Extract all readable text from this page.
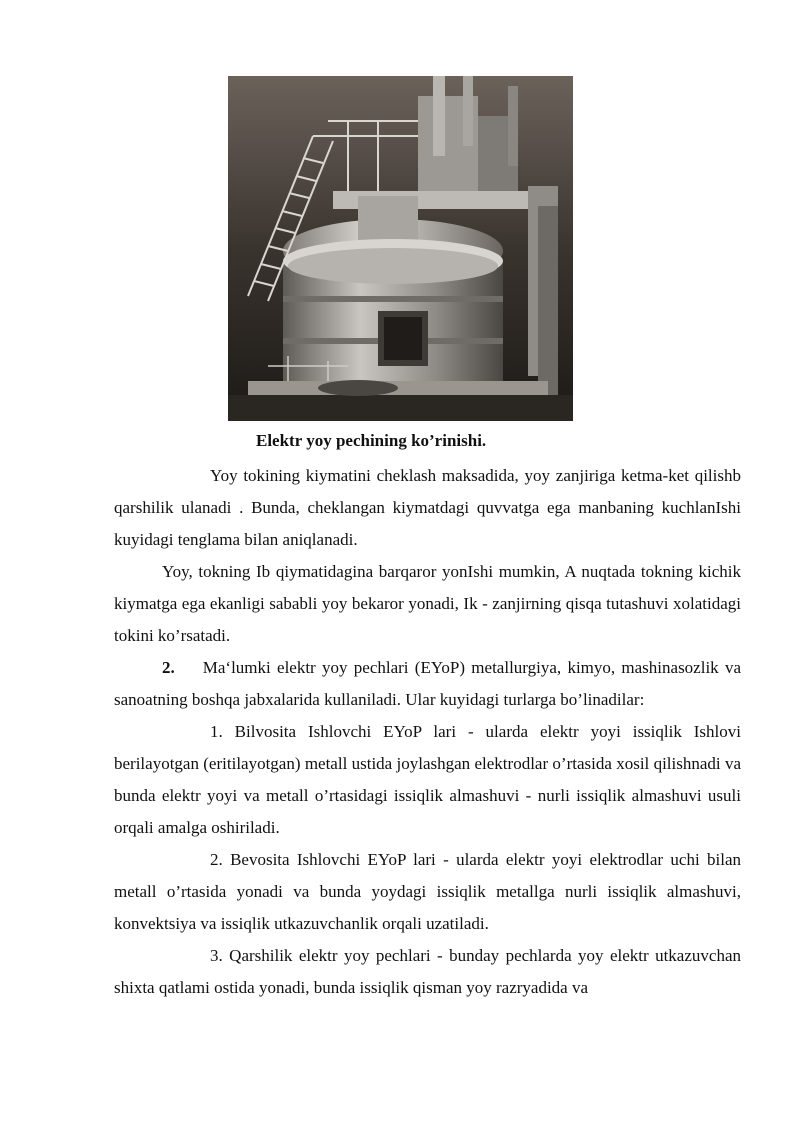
Elektr yoy pechining ko’rinishi.

Yoy tokining kiymatini cheklash maksadida, yoy zanjiriga ketma-ket qilishb qarshilik ulanadi . Bunda, cheklangan kiymatdagi quvvatga ega manbaning kuchlanIshi kuyidagi tenglama bilan aniqlanadi.

Yoy, tokning Ib qiymatidagina barqaror yonIshi mumkin, A nuqtada tokning kichik kiymatga ega ekanligi sababli yoy bekaror yonadi, Ik - zanjirning qisqa tutashuvi xolatidagi tokini ko’rsatadi.

2. Ma‘lumki elektr yoy pechlari (EYoP) metallurgiya, kimyo, mashinasozlik va sanoatning boshqa jabxalarida kullaniladi. Ular kuyidagi turlarga bo’linadilar:

1. Bilvosita Ishlovchi EYoP lari - ularda elektr yoyi issiqlik Ishlovi berilayotgan (eritilayotgan) metall ustida joylashgan elektrodlar o’rtasida xosil qilishnadi va bunda elektr yoyi va metall o’rtasidagi issiqlik almashuvi - nurli issiqlik almashuvi usuli orqali amalga oshiriladi.

2. Bevosita Ishlovchi EYoP lari - ularda elektr yoyi elektrodlar uchi bilan metall o’rtasida yonadi va bunda yoydagi issiqlik metallga nurli issiqlik almashuvi, konvektsiya va issiqlik utkazuvchanlik orqali uzatiladi.

3. Qarshilik elektr yoy pechlari - bunday pechlarda yoy elektr utkazuvchan shixta qatlami ostida yonadi, bunda issiqlik qisman yoy razryadida va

——

In the records above, locate every line with the string "nurli" and copy it.

_Answer for the task_:
1. Bilvosita Ishlovchi EYoP lari - ularda elektr yoyi issiqlik Ishlovi berilayotgan (eritilayotgan) metall ustida joylashgan elektrodlar o’rtasida xosil qilishnadi va bunda elektr yoyi va metall o’rtasidagi issiqlik almashuvi - nurli issiqlik almashuvi usuli orqali amalga oshiriladi.
2. Bevosita Ishlovchi EYoP lari - ularda elektr yoyi elektrodlar uchi bilan metall o’rtasida yonadi va bunda yoydagi issiqlik metallga nurli issiqlik almashuvi, konvektsiya va issiqlik utkazuvchanlik orqali uzatiladi.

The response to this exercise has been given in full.